### [Task description]
Count how many lines of the material below have the word "still" and give only the number.

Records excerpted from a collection
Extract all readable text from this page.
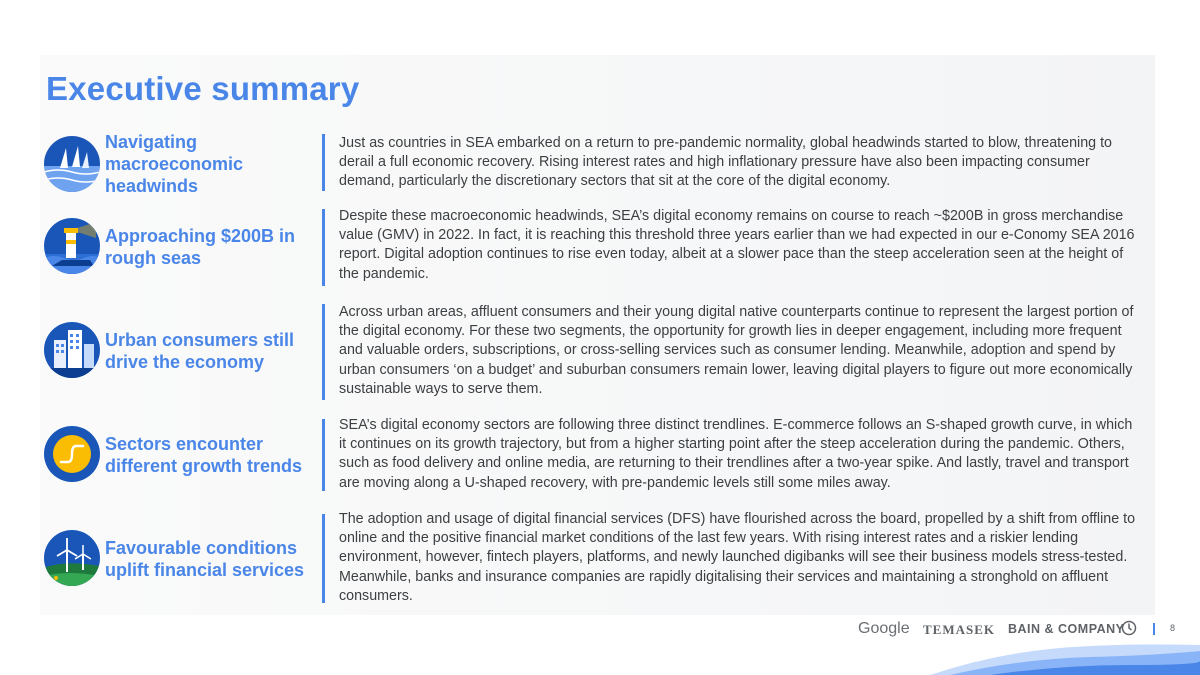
Executive summary
Navigating macroeconomic headwinds
Just as countries in SEA embarked on a return to pre-pandemic normality, global headwinds started to blow, threatening to derail a full economic recovery. Rising interest rates and high inflationary pressure have also been impacting consumer demand, particularly the discretionary sectors that sit at the core of the digital economy.
Approaching $200B in rough seas
Despite these macroeconomic headwinds, SEA’s digital economy remains on course to reach ~$200B in gross merchandise value (GMV) in 2022. In fact, it is reaching this threshold three years earlier than we had expected in our e-Conomy SEA 2016 report. Digital adoption continues to rise even today, albeit at a slower pace than the steep acceleration seen at the height of the pandemic.
Urban consumers still drive the economy
Across urban areas, affluent consumers and their young digital native counterparts continue to represent the largest portion of the digital economy. For these two segments, the opportunity for growth lies in deeper engagement, including more frequent and valuable orders, subscriptions, or cross-selling services such as consumer lending. Meanwhile, adoption and spend by urban consumers ‘on a budget’ and suburban consumers remain lower, leaving digital players to figure out more economically sustainable ways to serve them.
Sectors encounter different growth trends
SEA’s digital economy sectors are following three distinct trendlines. E-commerce follows an S-shaped growth curve, in which it continues on its growth trajectory, but from a higher starting point after the steep acceleration during the pandemic. Others, such as food delivery and online media, are returning to their trendlines after a two-year spike. And lastly, travel and transport are moving along a U-shaped recovery, with pre-pandemic levels still some miles away.
Favourable conditions uplift financial services
The adoption and usage of digital financial services (DFS) have flourished across the board, propelled by a shift from offline to online and the positive financial market conditions of the last few years. With rising interest rates and a riskier lending environment, however, fintech players, platforms, and newly launched digibanks will see their business models stress-tested. Meanwhile, banks and insurance companies are rapidly digitalising their services and maintaining a stronghold on affluent consumers.
Google TEMASEK BAIN & COMPANY	8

### [Answer to this exercise]
2